## Task instructions:
Return all lines below containing the word "montaggio".

## start

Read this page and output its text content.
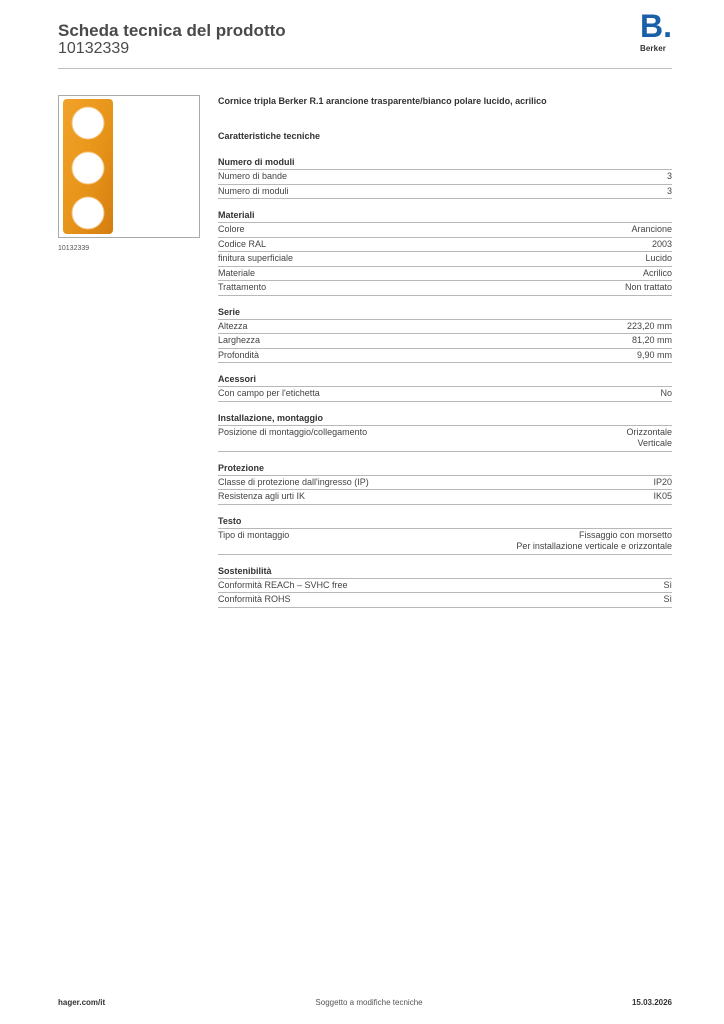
Scheda tecnica del prodotto
10132339
B.
Berker
10132339
Cornice tripla Berker R.1 arancione trasparente/bianco polare lucido, acrilico
Caratteristiche tecniche
Numero di moduli
Numero di bande	3
Numero di moduli	3
Materiali
Colore	Arancione
Codice RAL	2003
finitura superficiale	Lucido
Materiale	Acrilico
Trattamento	Non trattato
Serie
Altezza	223,20 mm
Larghezza	81,20 mm
Profondità	9,90 mm
Acessori
Con campo per l'etichetta	No
Installazione, montaggio
Posizione di montaggio/collegamento	Orizzontale
Verticale
Protezione
Classe di protezione dall'ingresso (IP)	IP20
Resistenza agli urti IK	IK05
Testo
Tipo di montaggio	Fissaggio con morsetto
Per installazione verticale e orizzontale
Sostenibilità
Conformità REACh – SVHC free	Sì
Conformità ROHS	Sì
hager.com/it	Soggetto a modifiche tecniche	15.03.2026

## end

## Task result:
Installazione, montaggio
Posizione di montaggio/collegamento	Orizzontale
Tipo di montaggio	Fissaggio con morsetto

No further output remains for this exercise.